__THE TASKS__:
#1 Repeat word for word the part of the article on the "accogliere" translation dispute that starts with "The new version" and goes on through "of Vatican aims.".
#2 Go on with the article on the "accogliere" translation dispute, picking up after its last sentence.

__EXTRACT__:
'''

The Controversy: To Welcome? Or to Provide for?

“Accogliere” is the original Italian translation that sparked the controversy. The Italian heading for the controversial section reads, “accogliere le persone omosessuali.” The Associated Press reports, “The first version (of the translation) asked if the church was capable of ‘welcoming these people, guaranteeing to them a fraternal space in our communities.’

The new version asks if the church is ‘capable of providing for these people, guaranteeing … them … a place of fellowship in our communities.’ The first version said homosexual unions can often constitute a ‘precious support in the life of the partners.’ The new one says gay unions often constitute ‘valuable support in the life of these persons.’”

It seems that the first version of the translation, in which the stated goal was “welcoming” gay and lesbian parishioners, sparked outrage among traditional Catholics, particularly in the U.S., prompting the change. The English version, first released on Monday, was changed on Thursday. Several Italian scholars said the first translation released was unfaithful and a flagrant falsification of Vatican aims.

Massimo Faggioli, an Italian theologian, insisted, “I am Italian and that is not a translation, it is a falsification.” No other version of the document, which has also been translated into a range of other languages, was changed. Still, others contend that the first version was the more faithful translation, and that “accogliere” does indicate “to welcome.”

'''

[Dataset excerpt]

'''

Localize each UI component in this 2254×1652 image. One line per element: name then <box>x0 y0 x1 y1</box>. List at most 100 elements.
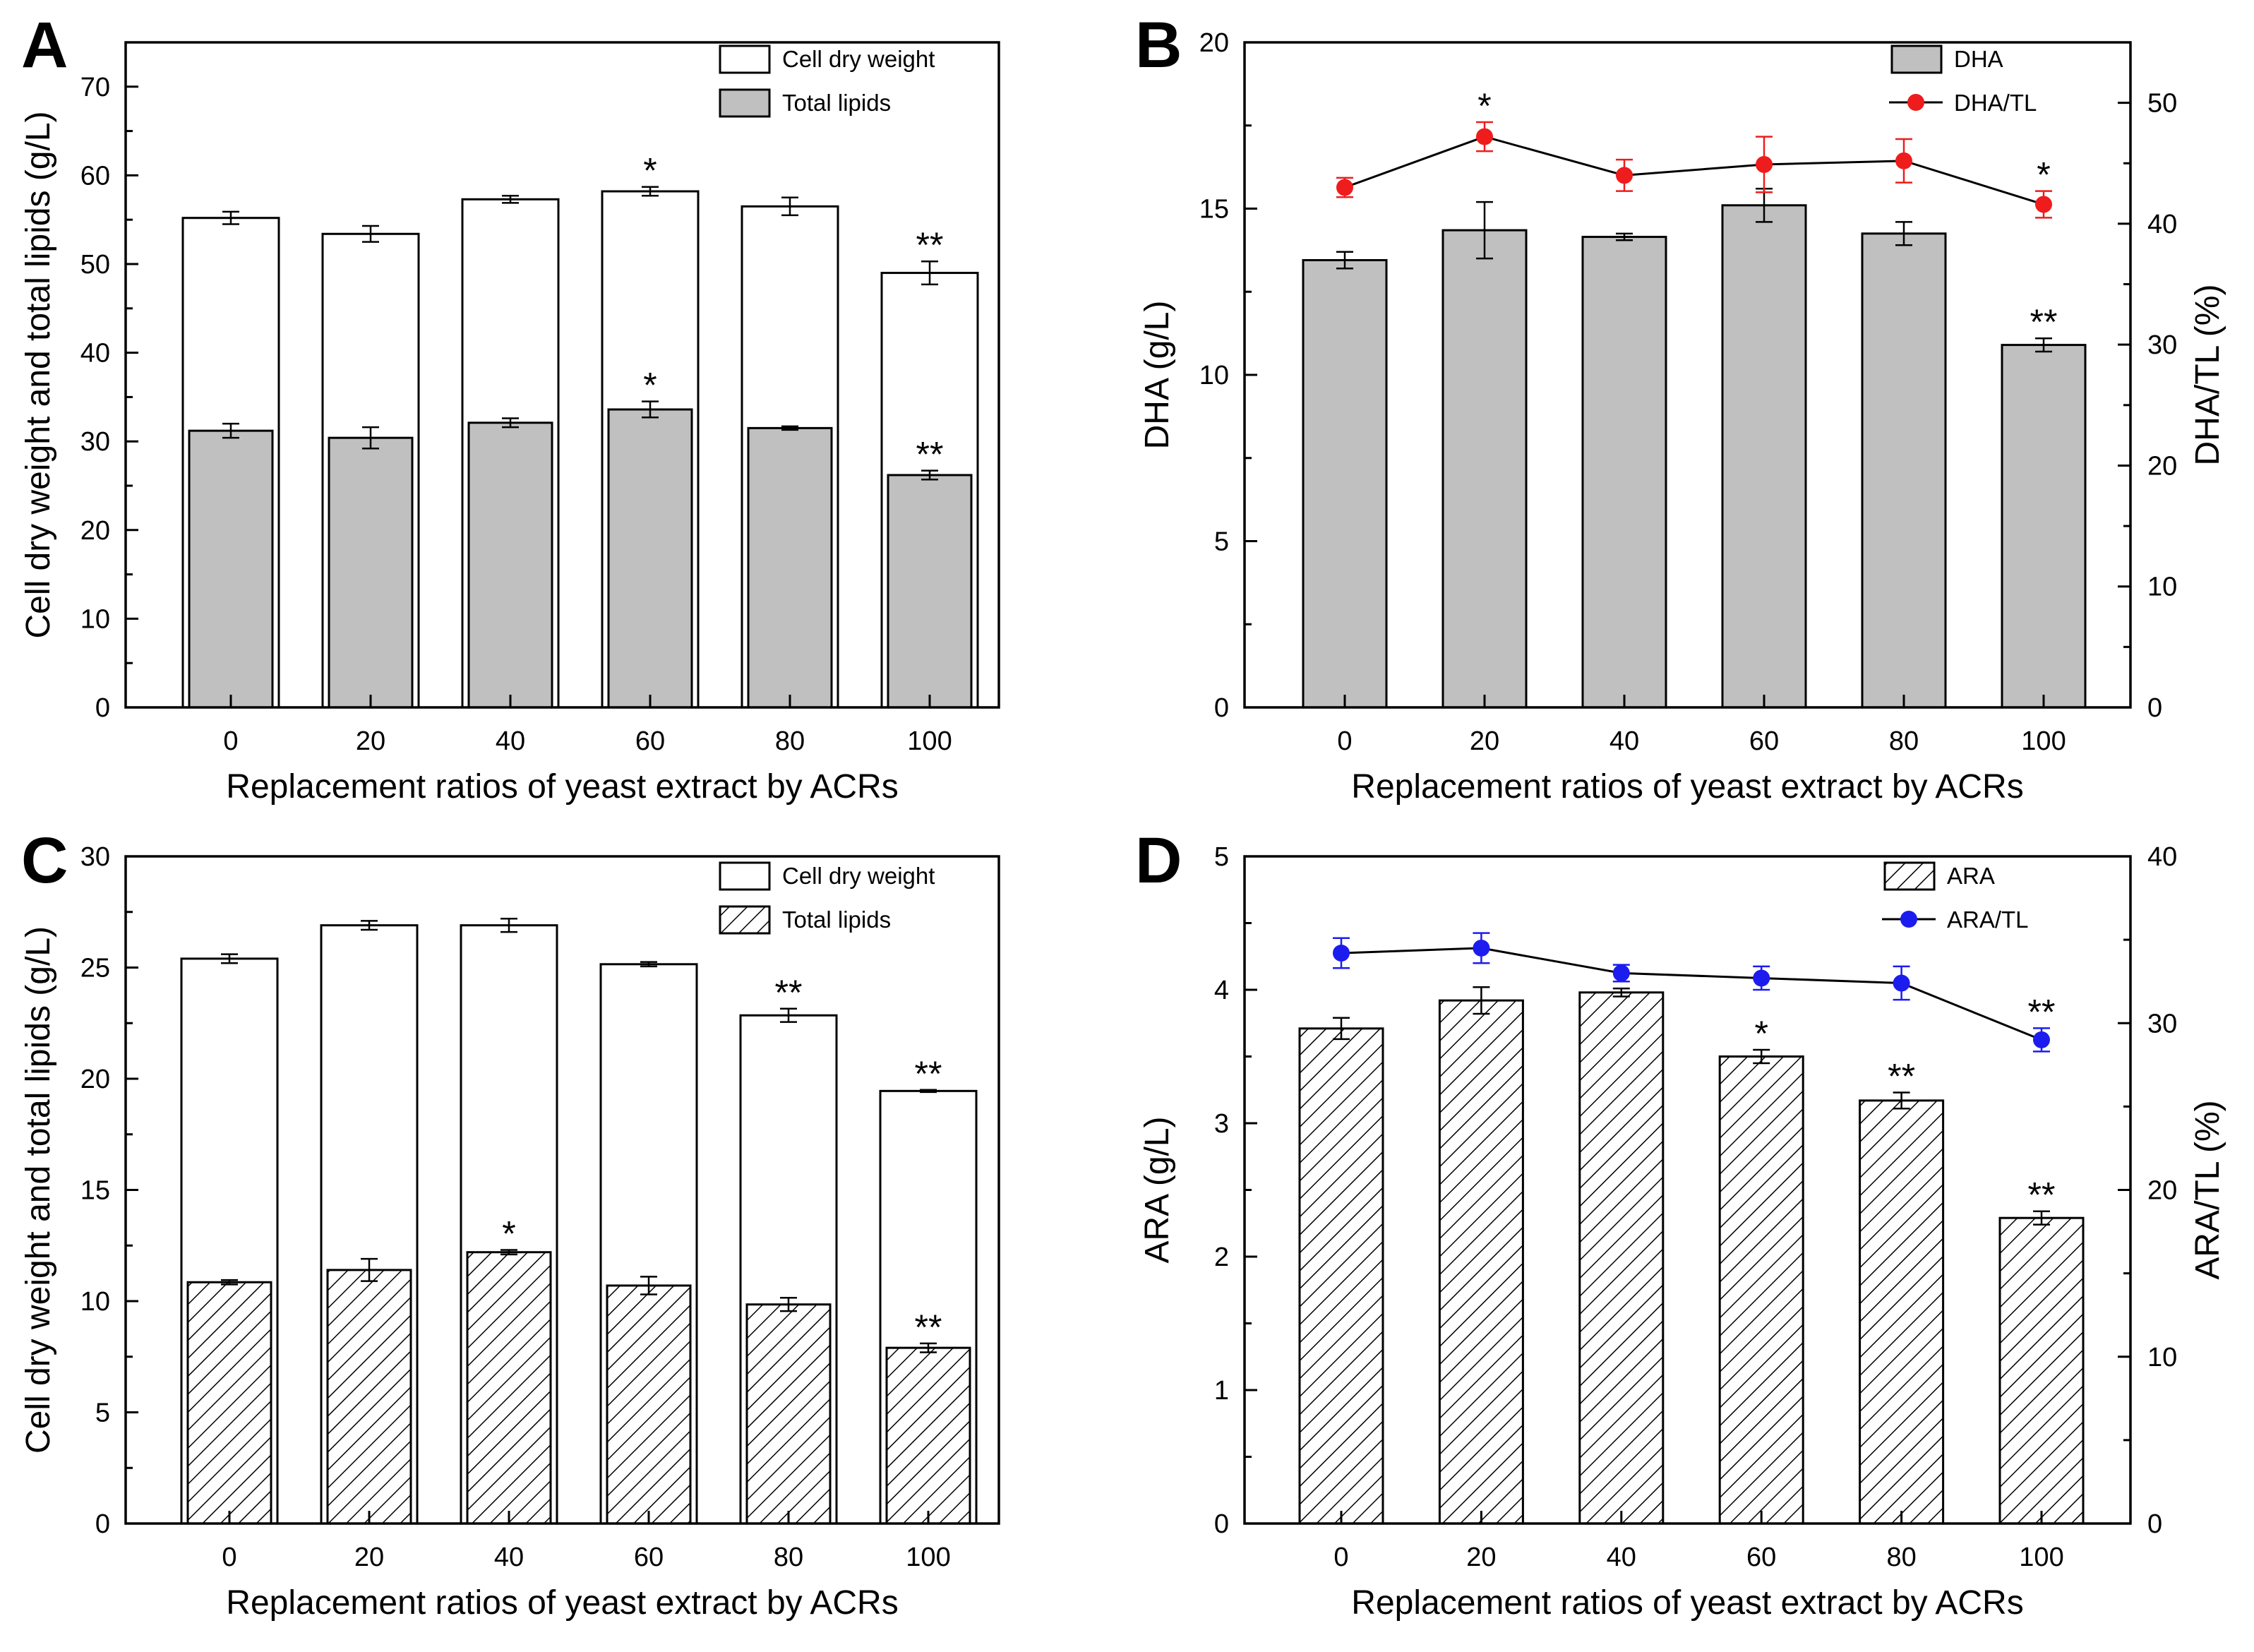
bar-ara-100 <box>1998 1216 2085 1525</box>
legend-marker <box>1900 911 1917 928</box>
legend-label: Total lipids <box>782 90 891 116</box>
data-point-ara-tl-20 <box>1473 939 1490 957</box>
y-tick-label: 0 <box>1214 1509 1229 1539</box>
data-point-dha-tl-80 <box>1895 152 1912 169</box>
y-axis-title: DHA (g/L) <box>1139 301 1176 450</box>
panel-b: B*****0510152001020304050020406080100Rep… <box>1135 9 2226 806</box>
x-axis-title: Replacement ratios of yeast extract by A… <box>1351 1584 2023 1622</box>
legend-swatch <box>719 88 771 118</box>
significance-mark: * <box>1477 86 1491 126</box>
data-point-dha-tl-0 <box>1336 179 1353 196</box>
bar-total-lipids-0 <box>188 429 274 709</box>
y-tick-label: 30 <box>80 842 110 872</box>
y-tick-label: 0 <box>95 693 110 723</box>
x-tick-label: 100 <box>907 726 952 756</box>
y-tick-label: 4 <box>1214 976 1229 1005</box>
y-tick-label: 10 <box>80 604 110 634</box>
significance-mark: * <box>1754 1014 1768 1053</box>
x-axis-title: Replacement ratios of yeast extract by A… <box>226 1584 898 1622</box>
significance-mark: * <box>2037 155 2050 195</box>
significance-mark: ** <box>2030 302 2058 342</box>
y-tick-label: 40 <box>80 339 110 369</box>
bar-total-lipids-40 <box>466 1251 552 1525</box>
panel-letter: A <box>21 9 68 81</box>
bar-dha-20 <box>1441 229 1528 709</box>
y-tick-label: 10 <box>1199 361 1229 390</box>
significance-mark: * <box>643 366 657 405</box>
y-tick-label: 25 <box>80 954 110 983</box>
bar-total-lipids-100 <box>885 1346 971 1525</box>
legend-swatch <box>719 861 771 891</box>
y-right-tick-label: 20 <box>2147 1176 2177 1206</box>
y-tick-label: 10 <box>80 1287 110 1317</box>
y-tick-label: 20 <box>1199 28 1229 58</box>
legend: Cell dry weight Total lipids <box>719 44 935 118</box>
x-tick-label: 60 <box>1746 1543 1776 1572</box>
legend-swatch <box>1883 861 1936 891</box>
legend-label: ARA/TL <box>1947 906 2029 933</box>
x-axis-title: Replacement ratios of yeast extract by A… <box>1351 768 2023 806</box>
y-tick-label: 1 <box>1214 1376 1229 1406</box>
significance-mark: * <box>502 1214 515 1254</box>
y-tick-label: 5 <box>1214 527 1229 557</box>
x-tick-label: 100 <box>2021 726 2066 756</box>
data-point-ara-tl-100 <box>2033 1031 2050 1048</box>
bar-total-lipids-0 <box>186 1281 272 1525</box>
significance-mark: * <box>643 151 657 191</box>
y-right-tick-label: 50 <box>2147 89 2177 119</box>
legend-swatch <box>719 905 771 935</box>
y-tick-label: 2 <box>1214 1243 1229 1272</box>
y-tick-label: 15 <box>1199 195 1229 225</box>
legend-label: Total lipids <box>782 906 891 933</box>
bar-dha-100 <box>2001 344 2087 709</box>
bar-total-lipids-80 <box>745 1303 832 1525</box>
legend-label: ARA <box>1947 863 1995 889</box>
panel-letter: C <box>21 825 68 897</box>
bar-dha-40 <box>1581 236 1667 709</box>
bar-dha-60 <box>1721 204 1807 709</box>
x-tick-label: 100 <box>906 1543 950 1572</box>
series-line-ara-tl <box>1341 947 2042 1041</box>
x-tick-label: 0 <box>1337 726 1352 756</box>
y-tick-label: 50 <box>80 250 110 280</box>
x-tick-label: 80 <box>774 1543 803 1572</box>
y-axis-title: Cell dry weight and total lipids (g/L) <box>20 111 57 638</box>
x-tick-label: 20 <box>1470 726 1499 756</box>
bar-ara-80 <box>1859 1099 1945 1525</box>
x-tick-label: 20 <box>354 1543 384 1572</box>
x-tick-label: 40 <box>1609 726 1639 756</box>
x-tick-label: 0 <box>1333 1543 1348 1572</box>
y-right-tick-label: 10 <box>2147 573 2177 602</box>
legend-swatch <box>1890 44 1943 74</box>
y-right-tick-label: 30 <box>2147 330 2177 360</box>
x-tick-label: 60 <box>1749 726 1779 756</box>
data-point-ara-tl-80 <box>1893 974 1910 992</box>
y-tick-label: 70 <box>80 73 110 102</box>
y-tick-label: 20 <box>80 516 110 546</box>
data-point-ara-tl-40 <box>1612 964 1630 982</box>
data-point-dha-tl-40 <box>1616 167 1633 184</box>
significance-mark: ** <box>2028 1175 2056 1215</box>
x-tick-label: 40 <box>1607 1543 1636 1572</box>
x-tick-label: 100 <box>2019 1543 2063 1572</box>
data-point-ara-tl-60 <box>1753 969 1770 987</box>
y-right-tick-label: 20 <box>2147 451 2177 481</box>
y-axis-title: ARA (g/L) <box>1139 1116 1176 1263</box>
bar-ara-20 <box>1438 999 1524 1525</box>
significance-mark: ** <box>915 1307 942 1347</box>
x-tick-label: 0 <box>223 726 238 756</box>
y-right-tick-label: 40 <box>2147 842 2177 872</box>
data-point-dha-tl-60 <box>1756 155 1773 173</box>
x-tick-label: 60 <box>634 1543 664 1572</box>
y-right-tick-label: 0 <box>2147 693 2162 723</box>
y-tick-label: 20 <box>80 1065 110 1094</box>
x-axis-title: Replacement ratios of yeast extract by A… <box>226 768 898 806</box>
legend-swatch <box>719 44 771 74</box>
series-line-dha-tl <box>1344 136 2044 205</box>
data-point-ara-tl-0 <box>1333 945 1350 962</box>
y-tick-label: 60 <box>80 161 110 191</box>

'''

__ANSWERS PROVIDED__:
#1
The new version asks if the church is ‘capable of providing for these people, guaranteeing … them … a place of fellowship in our communities.’ The first version said homosexual unions can often constitute a ‘precious support in the life of the partners.’ The new one says gay unions often constitute ‘valuable support in the life of these persons.’”

It seems that the first version of the translation, in which the stated goal was “welcoming” gay and lesbian parishioners, sparked outrage among traditional Catholics, particularly in the U.S., prompting the change. The English version, first released on Monday, was changed on Thursday. Several Italian scholars said the first translation released was unfaithful and a flagrant falsification of Vatican aims.

#2
Clergy in Panic

It has been reported that the welcoming nature of the original translation of the document, and the ensuing criticism, sparked panic among the clergy. They are afraid this welcoming language will confuse people. “They’ll think the church is going to change its teaching,” explained the Rev. Thomas Reese, who points out that none of the 190 clergy are pushing to change the teachings of the Church.

“You get the impression they are very concerned, they want more theology in the document. They want more church teaching in the document. They want more encouragement to Catholics who are struggling to follow church teaching. They are very much afraid if they talk too much about what’s good in these incomplete and impartial relationships that people will say: ‘Then why should I bother doing what the church teaches?’”

Still, it should be noted that these summaries are not final reports. The final report of the Synod will be released on Saturday. Many suspect that the final report could clear up any confusion on the document translation and clarify the church’s position on several matters, including gay themes.